_PAGE EXCERPT_
** Start **
Thursday, February 26, 2015

Awesome Baba Ganoush



Ingredients
  • 1 medium whole eggplant
  • 1 bulb of garlic
  • 1 lemon, juiced
  • 2 tbsp tahini
  • Sea salt
  • Olive oil
  • Garnish - fresh scallion, parsley, sweet or hot peppers and sumac (if available)
Instructions
  1. Preheat oven to 350F and position the rack to the middle rung
  2. Pierce eggplant with fork
  3. Drizzle olive oil and sea salt over eggplant and bulb of garlic
  4. Place whole eggplant and garlic in shallow pan and place into oven
  5. Cook 45 minutes (or until it appears to start to collapse a little and renders some juice)
  6. Remove pan from oven
  7. Peel and remove stem and all skin from eggplant
  8. Add juice from pan, 1 clove garlic, lemon juice, tahini, a pinch of salt to blender and pulse until smooth
  9. Garnish with chopped scallion and parsley; thinly sliced ribbons of sweet or hot peppers and sumac 
  10. Serve chilled or at room temperature with any entree, sandwich, veggies or chips; (especially good with fresh naan or pita bread)

      Tuesday, February 24, 2015

      Bean Soup (Navy Bean Flour)



      • 1 cups natural whole navy bean flour
      • 4 cups water
      • 2 medium onions chopped
      • 5 celery stalks chopped
      • 1 green bell peppers chopped
      • 3 carrots chopped
      • 1 teaspoon sage
      • 1 teaspoon turmeric
      • 1 tablespoon paprika
      • Pinch of cumin (optional)
      • 1 tablespoon honey
      • 1/2 teaspoon cayenne pepper
      • 2 oz. tomato paste
      • 1/3 cup herb olive oil

      Add oil to medium sized pan and saute vegetables and spices until wilted on low heat.  Add water and continue to cook with a medium flame.  Add navy bean until thickened and warmed through.  Blend mixture with electric blender until smooth.

      Serve warm with a garnish of raw chopped onion, cilantro, tomato.  Enjoy with whole wheat toast and cheddar cheese cubes.
** End **
_DIRECTION A_
Answer these questions about the recipe page:
(i) What oven temperature does the baba ganoush recipe call for?
(ii) How many minutes should the eggplant and garlic cook?
(iii) How many cups of water does the bean soup use?
The recipe page and the entries that follow have no connection to each other.

_DATASET EXCERPTS_
** Start **
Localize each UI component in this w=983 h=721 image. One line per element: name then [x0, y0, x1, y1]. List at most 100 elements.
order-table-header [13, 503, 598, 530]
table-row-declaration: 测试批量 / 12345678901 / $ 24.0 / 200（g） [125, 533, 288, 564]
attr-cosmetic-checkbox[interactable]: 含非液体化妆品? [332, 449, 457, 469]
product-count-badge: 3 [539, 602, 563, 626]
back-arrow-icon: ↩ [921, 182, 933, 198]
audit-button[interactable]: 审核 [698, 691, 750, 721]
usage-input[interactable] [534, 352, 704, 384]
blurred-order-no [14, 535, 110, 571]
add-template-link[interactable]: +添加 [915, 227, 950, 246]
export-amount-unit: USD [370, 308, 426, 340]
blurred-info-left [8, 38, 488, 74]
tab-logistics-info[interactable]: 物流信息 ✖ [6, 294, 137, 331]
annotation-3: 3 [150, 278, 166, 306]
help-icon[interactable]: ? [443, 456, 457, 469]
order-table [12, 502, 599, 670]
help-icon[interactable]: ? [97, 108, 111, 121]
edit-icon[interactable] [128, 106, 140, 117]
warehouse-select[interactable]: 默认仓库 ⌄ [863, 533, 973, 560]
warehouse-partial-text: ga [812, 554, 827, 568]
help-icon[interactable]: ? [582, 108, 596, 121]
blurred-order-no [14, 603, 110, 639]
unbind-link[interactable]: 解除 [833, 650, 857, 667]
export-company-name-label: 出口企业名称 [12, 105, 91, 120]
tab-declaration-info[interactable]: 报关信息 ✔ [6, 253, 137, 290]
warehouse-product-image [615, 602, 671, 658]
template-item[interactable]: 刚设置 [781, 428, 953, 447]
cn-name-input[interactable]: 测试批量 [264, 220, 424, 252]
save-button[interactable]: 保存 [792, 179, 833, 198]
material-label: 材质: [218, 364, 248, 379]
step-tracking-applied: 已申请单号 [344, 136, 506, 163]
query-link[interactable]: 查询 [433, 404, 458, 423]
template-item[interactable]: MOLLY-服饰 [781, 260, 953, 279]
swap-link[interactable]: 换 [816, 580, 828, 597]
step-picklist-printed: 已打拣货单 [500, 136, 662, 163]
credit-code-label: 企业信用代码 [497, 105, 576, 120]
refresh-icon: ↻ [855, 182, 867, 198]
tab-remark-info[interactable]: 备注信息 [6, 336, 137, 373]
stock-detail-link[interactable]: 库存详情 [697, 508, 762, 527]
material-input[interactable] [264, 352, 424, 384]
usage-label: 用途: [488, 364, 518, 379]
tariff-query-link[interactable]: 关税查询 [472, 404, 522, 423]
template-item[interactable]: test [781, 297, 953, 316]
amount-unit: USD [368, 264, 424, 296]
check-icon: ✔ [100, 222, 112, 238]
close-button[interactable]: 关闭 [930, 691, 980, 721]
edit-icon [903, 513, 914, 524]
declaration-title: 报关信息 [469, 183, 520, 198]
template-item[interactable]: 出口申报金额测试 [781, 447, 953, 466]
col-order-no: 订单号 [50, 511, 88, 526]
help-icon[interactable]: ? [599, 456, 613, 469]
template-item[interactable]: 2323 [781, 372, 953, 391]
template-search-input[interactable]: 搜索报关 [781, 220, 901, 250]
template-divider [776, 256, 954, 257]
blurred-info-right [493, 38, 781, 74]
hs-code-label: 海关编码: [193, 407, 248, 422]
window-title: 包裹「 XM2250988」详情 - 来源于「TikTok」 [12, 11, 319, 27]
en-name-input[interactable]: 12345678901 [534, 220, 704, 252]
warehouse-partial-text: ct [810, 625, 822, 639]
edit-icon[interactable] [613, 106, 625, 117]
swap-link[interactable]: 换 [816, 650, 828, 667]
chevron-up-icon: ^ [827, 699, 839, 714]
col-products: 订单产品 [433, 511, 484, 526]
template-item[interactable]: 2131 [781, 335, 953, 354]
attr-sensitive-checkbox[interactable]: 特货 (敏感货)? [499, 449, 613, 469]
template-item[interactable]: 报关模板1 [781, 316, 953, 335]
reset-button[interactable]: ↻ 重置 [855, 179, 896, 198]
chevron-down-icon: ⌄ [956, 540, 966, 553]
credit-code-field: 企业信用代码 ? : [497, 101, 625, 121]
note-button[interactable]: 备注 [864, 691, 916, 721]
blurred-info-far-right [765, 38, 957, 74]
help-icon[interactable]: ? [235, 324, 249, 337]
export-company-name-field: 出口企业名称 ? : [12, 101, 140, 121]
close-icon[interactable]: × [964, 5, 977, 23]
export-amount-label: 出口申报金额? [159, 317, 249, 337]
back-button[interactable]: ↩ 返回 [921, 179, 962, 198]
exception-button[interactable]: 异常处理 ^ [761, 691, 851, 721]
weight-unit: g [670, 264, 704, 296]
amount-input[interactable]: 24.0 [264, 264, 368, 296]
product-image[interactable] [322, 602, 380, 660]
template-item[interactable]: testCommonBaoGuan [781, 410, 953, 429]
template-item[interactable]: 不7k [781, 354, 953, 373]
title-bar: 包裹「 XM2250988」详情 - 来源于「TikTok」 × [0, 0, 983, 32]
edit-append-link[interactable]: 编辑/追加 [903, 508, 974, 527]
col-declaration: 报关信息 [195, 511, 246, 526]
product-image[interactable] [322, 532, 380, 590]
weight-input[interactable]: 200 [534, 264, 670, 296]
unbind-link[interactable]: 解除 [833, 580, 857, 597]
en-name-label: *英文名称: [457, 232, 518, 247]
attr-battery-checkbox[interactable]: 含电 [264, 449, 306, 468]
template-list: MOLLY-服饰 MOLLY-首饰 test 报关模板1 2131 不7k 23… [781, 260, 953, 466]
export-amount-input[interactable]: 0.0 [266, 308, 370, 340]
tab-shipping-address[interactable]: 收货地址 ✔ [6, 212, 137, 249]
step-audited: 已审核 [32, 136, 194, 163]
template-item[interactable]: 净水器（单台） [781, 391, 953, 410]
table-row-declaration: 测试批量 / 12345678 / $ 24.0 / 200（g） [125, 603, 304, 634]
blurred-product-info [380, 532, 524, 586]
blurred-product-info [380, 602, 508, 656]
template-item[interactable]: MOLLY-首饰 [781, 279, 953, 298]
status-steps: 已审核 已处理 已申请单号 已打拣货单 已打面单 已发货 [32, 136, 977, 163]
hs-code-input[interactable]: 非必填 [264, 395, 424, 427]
** End **
_DIRECTION B_
Write out the entries as a numbered list, from the first line of the entries through the line containing "usage-label: 用途: [488, 364, 518, 379]", and leave out any blank lines.

_TASK ANSWER A_
(i) 350F
(ii) 45 minutes
(iii) 4 cups

_TASK ANSWER B_
1. Localize each UI component in this w=983 h=721 image. One line per element: name then [x0, y0, x1, y1]. List at most 100 elements.
2. order-table-header [13, 503, 598, 530]
3. table-row-declaration: 测试批量 / 12345678901 / $ 24.0 / 200（g） [125, 533, 288, 564]
4. attr-cosmetic-checkbox[interactable]: 含非液体化妆品? [332, 449, 457, 469]
5. product-count-badge: 3 [539, 602, 563, 626]
6. back-arrow-icon: ↩ [921, 182, 933, 198]
7. audit-button[interactable]: 审核 [698, 691, 750, 721]
8. usage-input[interactable] [534, 352, 704, 384]
9. blurred-order-no [14, 535, 110, 571]
10. add-template-link[interactable]: +添加 [915, 227, 950, 246]
11. export-amount-unit: USD [370, 308, 426, 340]
12. blurred-info-left [8, 38, 488, 74]
13. tab-logistics-info[interactable]: 物流信息 ✖ [6, 294, 137, 331]
14. annotation-3: 3 [150, 278, 166, 306]
15. help-icon[interactable]: ? [443, 456, 457, 469]
16. order-table [12, 502, 599, 670]
17. help-icon[interactable]: ? [97, 108, 111, 121]
18. edit-icon[interactable] [128, 106, 140, 117]
19. warehouse-select[interactable]: 默认仓库 ⌄ [863, 533, 973, 560]
20. warehouse-partial-text: ga [812, 554, 827, 568]
21. help-icon[interactable]: ? [582, 108, 596, 121]
22. blurred-order-no [14, 603, 110, 639]
23. unbind-link[interactable]: 解除 [833, 650, 857, 667]
24. export-company-name-label: 出口企业名称 [12, 105, 91, 120]
25. tab-declaration-info[interactable]: 报关信息 ✔ [6, 253, 137, 290]
26. warehouse-product-image [615, 602, 671, 658]
27. template-item[interactable]: 刚设置 [781, 428, 953, 447]
28. cn-name-input[interactable]: 测试批量 [264, 220, 424, 252]
29. save-button[interactable]: 保存 [792, 179, 833, 198]
30. material-label: 材质: [218, 364, 248, 379]
31. step-tracking-applied: 已申请单号 [344, 136, 506, 163]
32. query-link[interactable]: 查询 [433, 404, 458, 423]
33. template-item[interactable]: MOLLY-服饰 [781, 260, 953, 279]
34. swap-link[interactable]: 换 [816, 580, 828, 597]
35. step-picklist-printed: 已打拣货单 [500, 136, 662, 163]
36. credit-code-label: 企业信用代码 [497, 105, 576, 120]
37. refresh-icon: ↻ [855, 182, 867, 198]
38. tab-remark-info[interactable]: 备注信息 [6, 336, 137, 373]
39. stock-detail-link[interactable]: 库存详情 [697, 508, 762, 527]
40. material-input[interactable] [264, 352, 424, 384]
41. usage-label: 用途: [488, 364, 518, 379]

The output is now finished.